— Start Exercise materials —
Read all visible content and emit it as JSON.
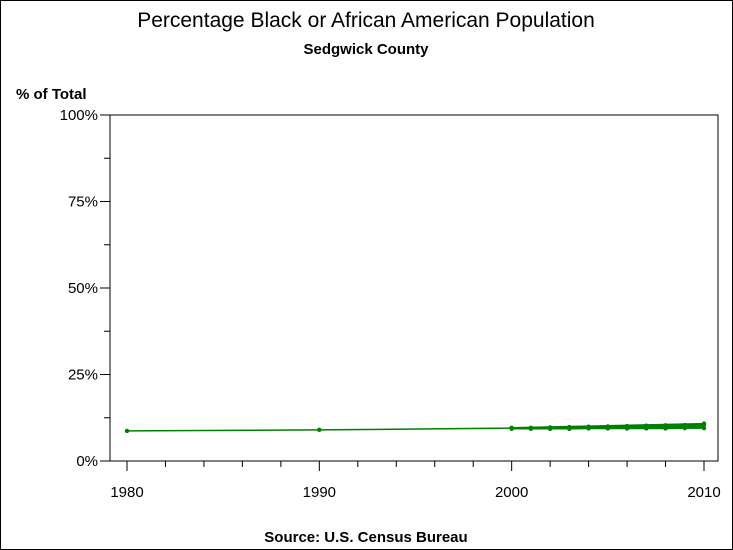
{
  "chart_data": {
    "type": "line",
    "title": "Percentage Black or African American Population",
    "subtitle": "Sedgwick County",
    "ylabel": "% of Total",
    "xlabel": "",
    "source": "Source: U.S. Census Bureau",
    "xlim": [
      1980,
      2010
    ],
    "ylim": [
      0,
      100
    ],
    "x_ticks": [
      1980,
      1990,
      2000,
      2010
    ],
    "x_tick_labels": [
      "1980",
      "1990",
      "2000",
      "2010"
    ],
    "y_ticks": [
      0,
      25,
      50,
      75,
      100
    ],
    "y_tick_labels": [
      "0%",
      "25%",
      "50%",
      "75%",
      "100%"
    ],
    "grid": false,
    "line_color": "#008000",
    "series": [
      {
        "x": [
          1980,
          1990,
          2000,
          2001,
          2002,
          2003,
          2004,
          2005,
          2006,
          2007,
          2008,
          2009,
          2010
        ],
        "values": [
          8.7,
          9.0,
          9.5,
          9.6,
          9.7,
          9.8,
          9.9,
          10.0,
          10.1,
          10.2,
          10.3,
          10.4,
          10.5
        ]
      },
      {
        "x": [
          2000,
          2001,
          2002,
          2003,
          2004,
          2005,
          2006,
          2007,
          2008,
          2009,
          2010
        ],
        "values": [
          9.3,
          9.3,
          9.3,
          9.3,
          9.4,
          9.4,
          9.4,
          9.4,
          9.4,
          9.5,
          9.5
        ]
      },
      {
        "x": [
          2000,
          2010
        ],
        "values": [
          9.6,
          10.8
        ]
      }
    ]
  }
}
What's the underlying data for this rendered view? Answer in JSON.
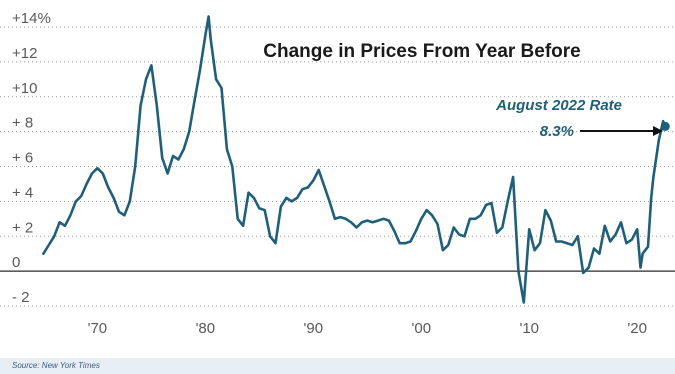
— End Exercise materials —
> Exercise task: Write out the full set of lines verbatim, without the pictures.

> Correct response:
Read all visible content and emit it as JSON.
{
  "chart_data": {
    "type": "line",
    "title": "Percentage Black or African American Population",
    "subtitle": "Sedgwick County",
    "ylabel": "% of Total",
    "xlabel": "",
    "source": "Source: U.S. Census Bureau",
    "xlim": [
      1980,
      2010
    ],
    "ylim": [
      0,
      100
    ],
    "x_ticks": [
      1980,
      1990,
      2000,
      2010
    ],
    "x_tick_labels": [
      "1980",
      "1990",
      "2000",
      "2010"
    ],
    "y_ticks": [
      0,
      25,
      50,
      75,
      100
    ],
    "y_tick_labels": [
      "0%",
      "25%",
      "50%",
      "75%",
      "100%"
    ],
    "grid": false,
    "line_color": "#008000",
    "series": [
      {
        "x": [
          1980,
          1990,
          2000,
          2001,
          2002,
          2003,
          2004,
          2005,
          2006,
          2007,
          2008,
          2009,
          2010
        ],
        "values": [
          8.7,
          9.0,
          9.5,
          9.6,
          9.7,
          9.8,
          9.9,
          10.0,
          10.1,
          10.2,
          10.3,
          10.4,
          10.5
        ]
      },
      {
        "x": [
          2000,
          2001,
          2002,
          2003,
          2004,
          2005,
          2006,
          2007,
          2008,
          2009,
          2010
        ],
        "values": [
          9.3,
          9.3,
          9.3,
          9.3,
          9.4,
          9.4,
          9.4,
          9.4,
          9.4,
          9.5,
          9.5
        ]
      },
      {
        "x": [
          2000,
          2010
        ],
        "values": [
          9.6,
          10.8
        ]
      }
    ]
  }
}
What's the underlying data for this rendered view? Answer in JSON.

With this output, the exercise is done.